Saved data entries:

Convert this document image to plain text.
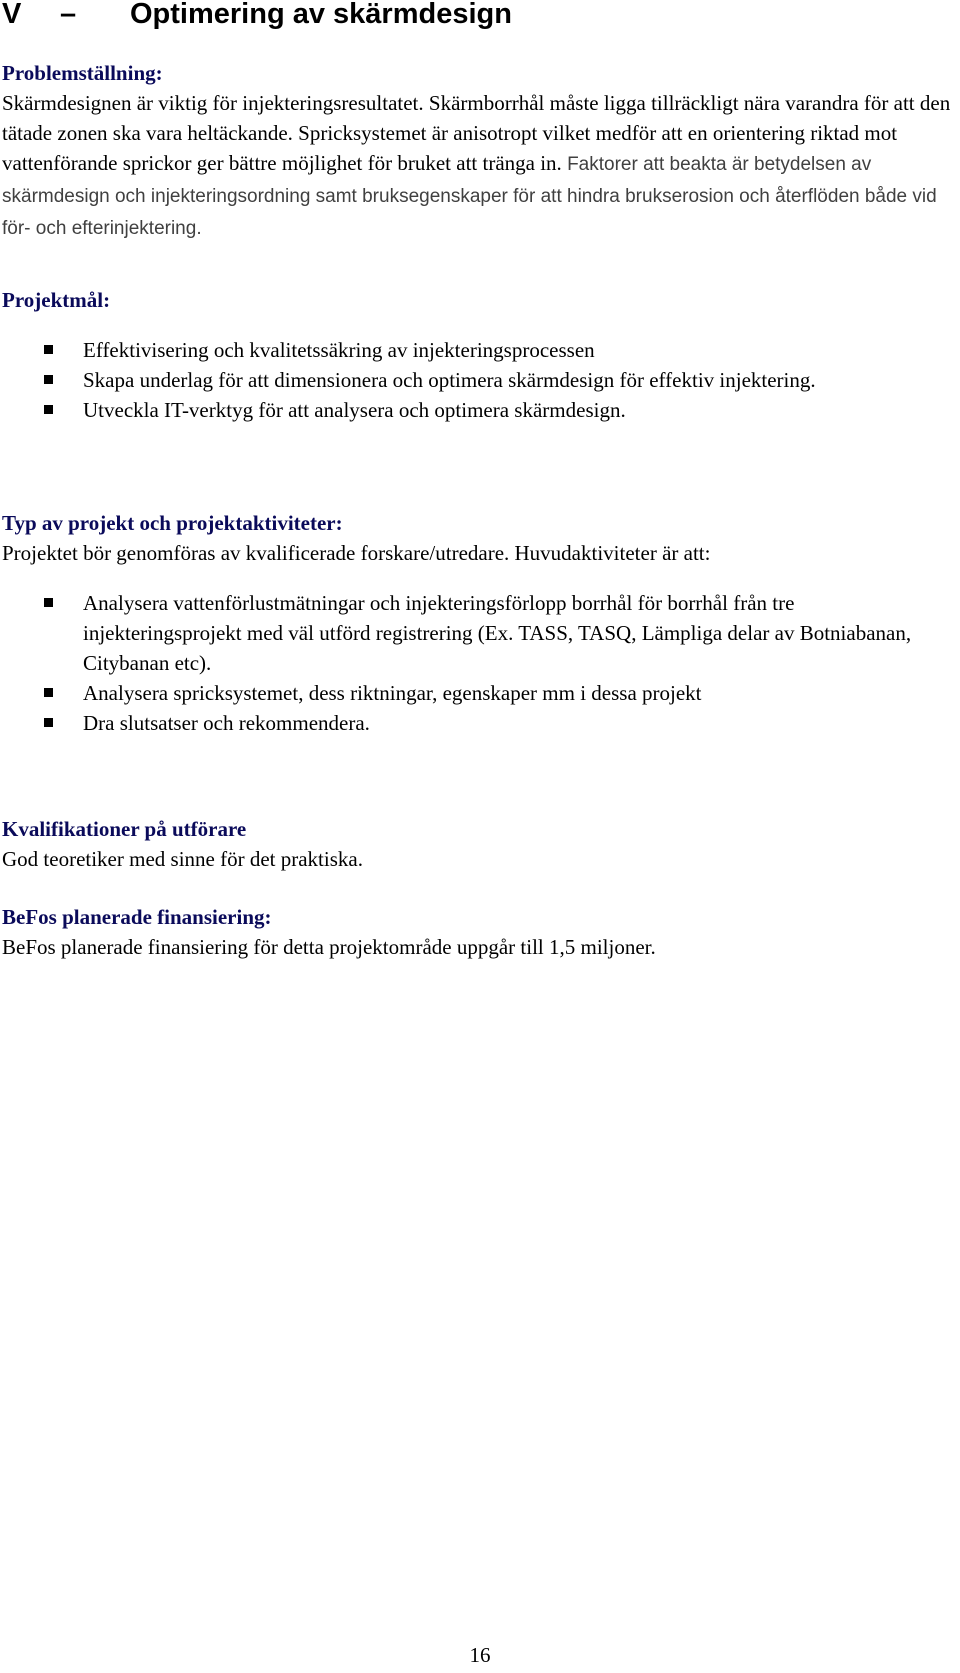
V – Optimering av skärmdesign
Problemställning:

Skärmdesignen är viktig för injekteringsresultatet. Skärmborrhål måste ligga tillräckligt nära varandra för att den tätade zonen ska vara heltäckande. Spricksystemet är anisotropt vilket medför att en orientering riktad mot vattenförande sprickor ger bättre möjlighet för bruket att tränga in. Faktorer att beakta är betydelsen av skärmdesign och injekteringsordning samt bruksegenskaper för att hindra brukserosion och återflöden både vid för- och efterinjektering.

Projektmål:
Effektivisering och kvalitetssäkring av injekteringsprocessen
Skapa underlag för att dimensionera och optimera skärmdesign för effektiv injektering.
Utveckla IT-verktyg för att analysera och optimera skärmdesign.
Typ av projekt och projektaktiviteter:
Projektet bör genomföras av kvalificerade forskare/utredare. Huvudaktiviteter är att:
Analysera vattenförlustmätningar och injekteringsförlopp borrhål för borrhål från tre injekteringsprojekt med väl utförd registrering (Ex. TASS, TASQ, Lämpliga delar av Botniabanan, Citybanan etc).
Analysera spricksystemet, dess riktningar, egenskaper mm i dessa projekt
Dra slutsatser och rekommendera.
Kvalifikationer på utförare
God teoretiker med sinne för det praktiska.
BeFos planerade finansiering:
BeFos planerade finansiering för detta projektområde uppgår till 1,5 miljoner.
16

Activity: Where a line in the records above includes the string "optimera", show it.

Solution to this task:
Skapa underlag för att dimensionera och optimera skärmdesign för effektiv injektering.
Utveckla IT-verktyg för att analysera och optimera skärmdesign.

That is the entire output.